Goal - Repeat all of the material exactly as given.

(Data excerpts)
━━━━━━━━
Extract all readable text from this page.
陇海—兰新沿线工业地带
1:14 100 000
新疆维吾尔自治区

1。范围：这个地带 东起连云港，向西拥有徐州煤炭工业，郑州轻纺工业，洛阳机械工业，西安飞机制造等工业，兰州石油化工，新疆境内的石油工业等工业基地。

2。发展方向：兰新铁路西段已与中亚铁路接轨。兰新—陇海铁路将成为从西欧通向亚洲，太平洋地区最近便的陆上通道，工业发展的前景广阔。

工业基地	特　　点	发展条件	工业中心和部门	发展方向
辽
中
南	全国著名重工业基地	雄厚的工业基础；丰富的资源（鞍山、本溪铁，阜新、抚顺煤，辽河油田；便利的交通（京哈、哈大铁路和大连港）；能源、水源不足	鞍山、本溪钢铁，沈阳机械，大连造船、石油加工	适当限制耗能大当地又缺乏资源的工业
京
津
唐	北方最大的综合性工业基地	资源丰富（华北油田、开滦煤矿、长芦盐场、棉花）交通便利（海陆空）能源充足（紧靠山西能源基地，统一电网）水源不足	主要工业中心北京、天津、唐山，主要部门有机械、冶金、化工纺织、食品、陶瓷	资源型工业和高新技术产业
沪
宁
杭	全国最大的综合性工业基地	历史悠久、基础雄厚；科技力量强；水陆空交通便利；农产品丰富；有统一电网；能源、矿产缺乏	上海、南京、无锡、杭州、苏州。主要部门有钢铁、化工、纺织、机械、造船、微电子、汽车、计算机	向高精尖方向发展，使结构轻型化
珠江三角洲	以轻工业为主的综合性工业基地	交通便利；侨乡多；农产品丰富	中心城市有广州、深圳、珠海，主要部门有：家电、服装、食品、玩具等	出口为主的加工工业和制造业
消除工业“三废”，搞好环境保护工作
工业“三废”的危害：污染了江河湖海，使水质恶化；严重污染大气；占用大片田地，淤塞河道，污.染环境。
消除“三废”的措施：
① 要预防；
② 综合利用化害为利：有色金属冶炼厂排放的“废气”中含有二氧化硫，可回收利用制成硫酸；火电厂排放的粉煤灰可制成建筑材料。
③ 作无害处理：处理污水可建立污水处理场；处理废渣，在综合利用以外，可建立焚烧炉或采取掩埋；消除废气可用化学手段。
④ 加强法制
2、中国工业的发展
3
━━━━━━━━
Solution to this task -
Extract all readable text from this page.
陇海—兰新沿线工业地带
1:14 100 000
新疆维吾尔自治区

1。范围：这个地带 东起连云港，向西拥有徐州煤炭工业，郑州轻纺工业，洛阳机械工业，西安飞机制造等工业，兰州石油化工，新疆境内的石油工业等工业基地。

2。发展方向：兰新铁路西段已与中亚铁路接轨。兰新—陇海铁路将成为从西欧通向亚洲，太平洋地区最近便的陆上通道，工业发展的前景广阔。

工业基地	特　　点	发展条件	工业中心和部门	发展方向
辽
中
南	全国著名重工业基地	雄厚的工业基础；丰富的资源（鞍山、本溪铁，阜新、抚顺煤，辽河油田；便利的交通（京哈、哈大铁路和大连港）；能源、水源不足	鞍山、本溪钢铁，沈阳机械，大连造船、石油加工	适当限制耗能大当地又缺乏资源的工业
京
津
唐	北方最大的综合性工业基地	资源丰富（华北油田、开滦煤矿、长芦盐场、棉花）交通便利（海陆空）能源充足（紧靠山西能源基地，统一电网）水源不足	主要工业中心北京、天津、唐山，主要部门有机械、冶金、化工纺织、食品、陶瓷	资源型工业和高新技术产业
沪
宁
杭	全国最大的综合性工业基地	历史悠久、基础雄厚；科技力量强；水陆空交通便利；农产品丰富；有统一电网；能源、矿产缺乏	上海、南京、无锡、杭州、苏州。主要部门有钢铁、化工、纺织、机械、造船、微电子、汽车、计算机	向高精尖方向发展，使结构轻型化
珠江三角洲	以轻工业为主的综合性工业基地	交通便利；侨乡多；农产品丰富	中心城市有广州、深圳、珠海，主要部门有：家电、服装、食品、玩具等	出口为主的加工工业和制造业
消除工业“三废”，搞好环境保护工作
工业“三废”的危害：污染了江河湖海，使水质恶化；严重污染大气；占用大片田地，淤塞河道，污.染环境。
消除“三废”的措施：
① 要预防；
② 综合利用化害为利：有色金属冶炼厂排放的“废气”中含有二氧化硫，可回收利用制成硫酸；火电厂排放的粉煤灰可制成建筑材料。
③ 作无害处理：处理污水可建立污水处理场；处理废渣，在综合利用以外，可建立焚烧炉或采取掩埋；消除废气可用化学手段。
④ 加强法制
2、中国工业的发展
3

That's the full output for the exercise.